(Data records)

◇ ◇ ◇

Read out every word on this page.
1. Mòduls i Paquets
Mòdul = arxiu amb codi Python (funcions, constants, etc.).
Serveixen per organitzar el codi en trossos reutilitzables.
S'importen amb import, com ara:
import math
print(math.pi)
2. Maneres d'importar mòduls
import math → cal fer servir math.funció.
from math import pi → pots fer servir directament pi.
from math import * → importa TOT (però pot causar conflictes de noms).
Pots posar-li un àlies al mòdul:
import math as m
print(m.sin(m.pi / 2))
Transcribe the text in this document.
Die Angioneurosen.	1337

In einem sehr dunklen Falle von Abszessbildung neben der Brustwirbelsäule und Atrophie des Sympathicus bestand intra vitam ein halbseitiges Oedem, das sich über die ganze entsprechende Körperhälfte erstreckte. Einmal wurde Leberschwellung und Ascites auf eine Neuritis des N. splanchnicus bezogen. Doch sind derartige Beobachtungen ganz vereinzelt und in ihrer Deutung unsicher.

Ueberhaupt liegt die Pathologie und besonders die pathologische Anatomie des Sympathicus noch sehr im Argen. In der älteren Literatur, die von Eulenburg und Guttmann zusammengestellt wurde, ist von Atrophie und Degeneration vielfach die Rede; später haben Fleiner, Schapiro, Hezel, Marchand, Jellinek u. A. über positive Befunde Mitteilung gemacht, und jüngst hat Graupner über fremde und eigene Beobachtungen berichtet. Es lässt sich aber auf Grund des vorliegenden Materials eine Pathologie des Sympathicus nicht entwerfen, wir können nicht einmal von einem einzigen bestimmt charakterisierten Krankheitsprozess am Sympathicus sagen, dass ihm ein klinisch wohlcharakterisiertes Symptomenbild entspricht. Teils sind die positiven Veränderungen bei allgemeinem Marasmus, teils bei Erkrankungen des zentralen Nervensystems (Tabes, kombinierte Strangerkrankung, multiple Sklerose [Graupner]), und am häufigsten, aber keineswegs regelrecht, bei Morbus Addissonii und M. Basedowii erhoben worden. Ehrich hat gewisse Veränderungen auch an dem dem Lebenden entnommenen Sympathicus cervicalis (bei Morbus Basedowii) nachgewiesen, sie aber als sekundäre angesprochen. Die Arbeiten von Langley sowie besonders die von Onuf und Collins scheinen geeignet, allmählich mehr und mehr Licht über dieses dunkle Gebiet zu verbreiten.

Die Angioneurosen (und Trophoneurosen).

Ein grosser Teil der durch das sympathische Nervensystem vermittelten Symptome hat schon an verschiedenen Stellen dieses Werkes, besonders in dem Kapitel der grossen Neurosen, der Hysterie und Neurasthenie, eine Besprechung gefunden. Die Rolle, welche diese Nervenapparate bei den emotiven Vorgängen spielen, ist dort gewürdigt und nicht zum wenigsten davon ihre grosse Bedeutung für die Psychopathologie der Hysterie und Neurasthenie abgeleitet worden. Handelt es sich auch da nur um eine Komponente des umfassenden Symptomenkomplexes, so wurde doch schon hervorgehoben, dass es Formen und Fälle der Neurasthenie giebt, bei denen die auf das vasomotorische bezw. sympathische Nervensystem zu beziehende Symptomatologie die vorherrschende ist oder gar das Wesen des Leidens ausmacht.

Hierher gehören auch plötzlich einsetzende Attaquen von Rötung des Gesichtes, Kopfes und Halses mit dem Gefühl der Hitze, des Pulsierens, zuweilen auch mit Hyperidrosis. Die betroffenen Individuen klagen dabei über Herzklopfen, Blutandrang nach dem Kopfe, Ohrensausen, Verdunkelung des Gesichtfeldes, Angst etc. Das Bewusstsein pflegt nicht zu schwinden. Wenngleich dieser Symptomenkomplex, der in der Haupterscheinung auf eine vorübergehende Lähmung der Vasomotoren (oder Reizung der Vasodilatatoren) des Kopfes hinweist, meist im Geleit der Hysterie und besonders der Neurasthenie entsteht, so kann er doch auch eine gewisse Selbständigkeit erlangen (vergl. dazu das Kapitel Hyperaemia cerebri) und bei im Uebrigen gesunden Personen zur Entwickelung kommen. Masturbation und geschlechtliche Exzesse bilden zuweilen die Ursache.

◇ ◇ ◇

Stated task
List each line in the listing that contains the string "Angioneurosen".

Answer to this task
Die Angioneurosen.	1337
Die Angioneurosen (und Trophoneurosen).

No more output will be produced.